* _What you should do_:
Below are the records; pull every line that includes "distance".

--- Begin ---

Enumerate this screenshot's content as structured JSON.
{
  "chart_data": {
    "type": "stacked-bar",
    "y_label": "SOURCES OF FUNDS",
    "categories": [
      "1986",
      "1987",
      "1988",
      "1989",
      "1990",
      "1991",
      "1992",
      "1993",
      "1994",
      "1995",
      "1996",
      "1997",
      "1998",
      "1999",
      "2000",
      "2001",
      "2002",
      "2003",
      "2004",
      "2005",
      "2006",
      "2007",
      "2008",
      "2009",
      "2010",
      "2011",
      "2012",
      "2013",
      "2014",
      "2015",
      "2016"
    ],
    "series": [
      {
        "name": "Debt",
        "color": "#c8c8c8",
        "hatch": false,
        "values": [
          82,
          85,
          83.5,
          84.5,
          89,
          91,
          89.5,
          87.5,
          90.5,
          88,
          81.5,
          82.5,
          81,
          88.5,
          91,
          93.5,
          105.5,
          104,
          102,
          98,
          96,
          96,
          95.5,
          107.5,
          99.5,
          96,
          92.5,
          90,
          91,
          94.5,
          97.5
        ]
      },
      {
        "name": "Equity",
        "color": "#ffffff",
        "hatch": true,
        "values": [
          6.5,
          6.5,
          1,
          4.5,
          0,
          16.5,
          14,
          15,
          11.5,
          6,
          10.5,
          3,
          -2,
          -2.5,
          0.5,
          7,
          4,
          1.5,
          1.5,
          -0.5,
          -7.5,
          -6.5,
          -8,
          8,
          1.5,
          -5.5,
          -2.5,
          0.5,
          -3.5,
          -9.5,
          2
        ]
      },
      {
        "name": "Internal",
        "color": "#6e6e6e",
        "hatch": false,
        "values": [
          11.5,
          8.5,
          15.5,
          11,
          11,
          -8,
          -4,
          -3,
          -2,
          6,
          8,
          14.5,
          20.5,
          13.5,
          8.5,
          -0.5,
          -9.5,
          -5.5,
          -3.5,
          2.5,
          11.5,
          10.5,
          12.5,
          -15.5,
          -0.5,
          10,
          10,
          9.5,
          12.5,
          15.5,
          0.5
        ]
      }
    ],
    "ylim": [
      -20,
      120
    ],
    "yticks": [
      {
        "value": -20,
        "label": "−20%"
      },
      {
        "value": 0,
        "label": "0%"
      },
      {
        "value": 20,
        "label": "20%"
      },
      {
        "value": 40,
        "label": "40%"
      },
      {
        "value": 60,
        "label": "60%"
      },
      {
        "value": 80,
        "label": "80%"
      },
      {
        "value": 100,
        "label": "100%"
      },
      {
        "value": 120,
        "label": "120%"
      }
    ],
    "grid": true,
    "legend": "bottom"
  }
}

--- End ---
--- Begin ---

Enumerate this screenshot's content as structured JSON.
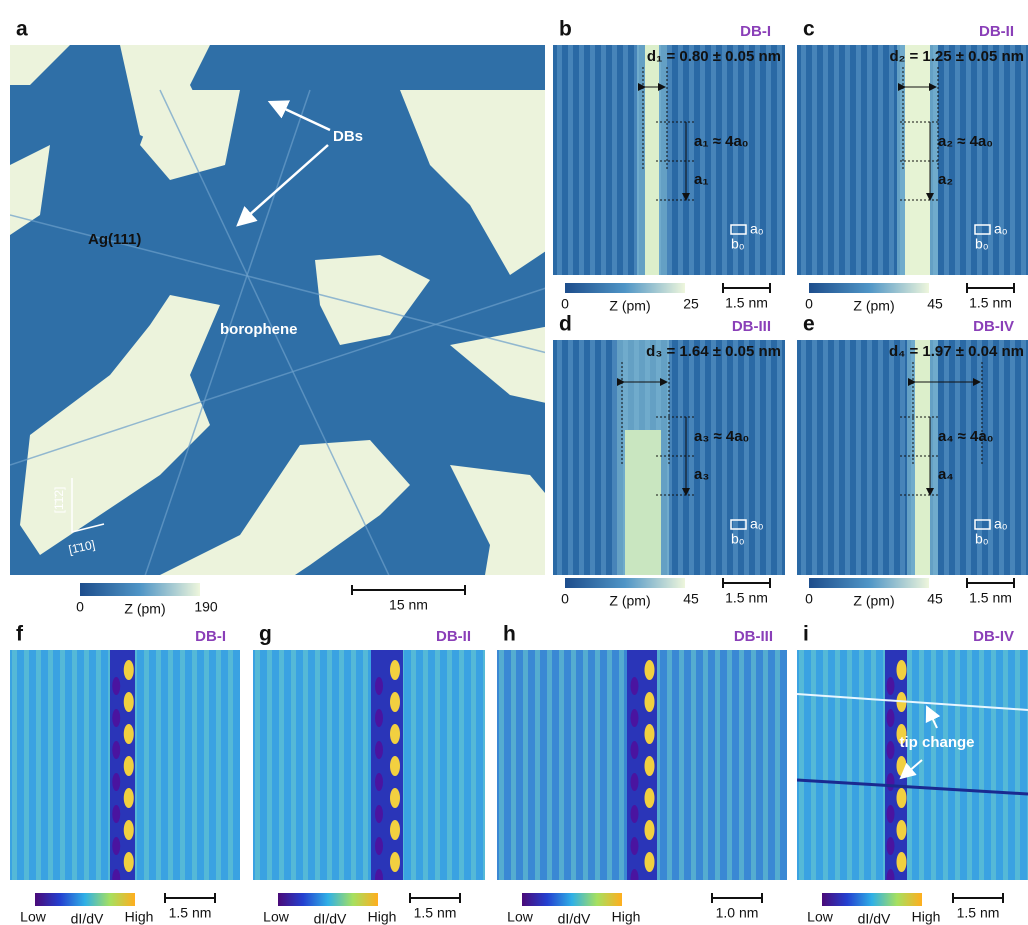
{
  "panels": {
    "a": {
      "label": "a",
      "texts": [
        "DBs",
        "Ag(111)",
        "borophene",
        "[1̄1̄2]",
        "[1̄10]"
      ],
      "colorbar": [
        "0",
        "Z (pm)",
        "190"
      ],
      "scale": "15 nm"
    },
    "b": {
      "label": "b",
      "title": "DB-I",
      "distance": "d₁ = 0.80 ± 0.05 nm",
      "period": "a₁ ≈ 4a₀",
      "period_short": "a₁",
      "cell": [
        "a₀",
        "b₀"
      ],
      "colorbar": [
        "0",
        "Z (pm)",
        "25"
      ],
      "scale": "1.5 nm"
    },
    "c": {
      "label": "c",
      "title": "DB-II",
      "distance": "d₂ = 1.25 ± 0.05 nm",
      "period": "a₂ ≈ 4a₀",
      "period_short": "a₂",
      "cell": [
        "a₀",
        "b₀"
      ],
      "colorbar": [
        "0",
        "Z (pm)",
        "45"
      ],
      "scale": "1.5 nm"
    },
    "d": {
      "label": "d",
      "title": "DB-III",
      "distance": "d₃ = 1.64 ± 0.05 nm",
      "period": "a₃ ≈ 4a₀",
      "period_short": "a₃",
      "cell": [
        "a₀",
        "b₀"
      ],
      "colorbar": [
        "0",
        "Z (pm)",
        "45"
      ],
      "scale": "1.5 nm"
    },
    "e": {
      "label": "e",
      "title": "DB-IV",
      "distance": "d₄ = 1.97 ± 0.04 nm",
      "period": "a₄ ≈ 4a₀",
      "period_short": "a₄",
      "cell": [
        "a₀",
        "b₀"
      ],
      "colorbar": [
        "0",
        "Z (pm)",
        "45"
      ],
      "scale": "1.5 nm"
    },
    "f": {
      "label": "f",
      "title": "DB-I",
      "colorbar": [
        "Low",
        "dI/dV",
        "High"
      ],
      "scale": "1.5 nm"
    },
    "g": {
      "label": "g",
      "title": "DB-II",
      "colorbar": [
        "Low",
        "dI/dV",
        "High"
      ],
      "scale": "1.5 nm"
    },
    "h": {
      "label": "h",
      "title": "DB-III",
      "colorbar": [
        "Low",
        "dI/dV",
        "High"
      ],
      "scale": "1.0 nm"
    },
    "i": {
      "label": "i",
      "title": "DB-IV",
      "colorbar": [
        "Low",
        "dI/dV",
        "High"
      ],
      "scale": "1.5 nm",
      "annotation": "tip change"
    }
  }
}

--- End ---

* _Solved exercise_:
      "distance": "d₁ = 0.80 ± 0.05 nm",
      "distance": "d₂ = 1.25 ± 0.05 nm",
      "distance": "d₃ = 1.64 ± 0.05 nm",
      "distance": "d₄ = 1.97 ± 0.04 nm",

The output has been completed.